BRIEF: Find the lines of data that contain the string "назад", then list them.

RECORDS FOR PROCESSING:
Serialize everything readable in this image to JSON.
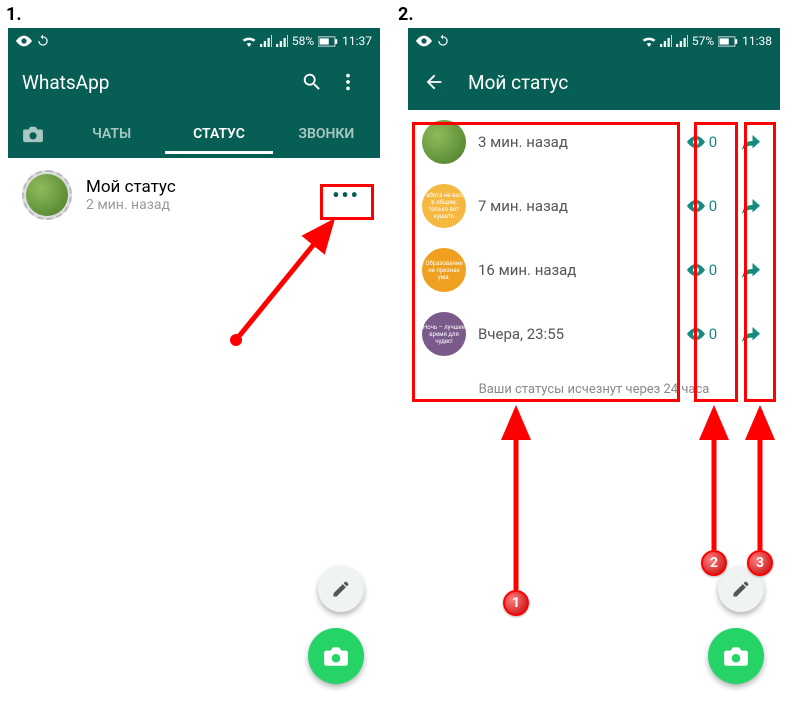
{
  "labels": {
    "one": "1.",
    "two": "2."
  },
  "screen1": {
    "status": {
      "battery": "58%",
      "time": "11:37"
    },
    "appTitle": "WhatsApp",
    "tabs": {
      "chats": "ЧАТЫ",
      "status": "СТАТУС",
      "calls": "ЗВОНКИ"
    },
    "myStatus": {
      "title": "Мой статус",
      "time": "2 мин. назад",
      "menu": "•••"
    }
  },
  "screen2": {
    "status": {
      "battery": "57%",
      "time": "11:38"
    },
    "title": "Мой статус",
    "rows": [
      {
        "time": "3 мин. назад",
        "views": "0",
        "color": "radial-gradient(circle at 35% 35%, #8fbc5a, #4a7a2a)",
        "text": ""
      },
      {
        "time": "7 мин. назад",
        "views": "0",
        "color": "#f5b942",
        "text": "Работа не волк в общем, только вот кушать"
      },
      {
        "time": "16 мин. назад",
        "views": "0",
        "color": "#f0a020",
        "text": "Образование не признак ума."
      },
      {
        "time": "Вчера, 23:55",
        "views": "0",
        "color": "#7a5a8a",
        "text": "Ночь – лучшее время для чудес!"
      }
    ],
    "footer": "Ваши статусы исчезнут через 24 часа"
  },
  "badges": {
    "b1": "1",
    "b2": "2",
    "b3": "3"
  }
}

SOLUTION:
      "time": "2 мин. назад",
        "time": "3 мин. назад",
        "time": "7 мин. назад",
        "time": "16 мин. назад",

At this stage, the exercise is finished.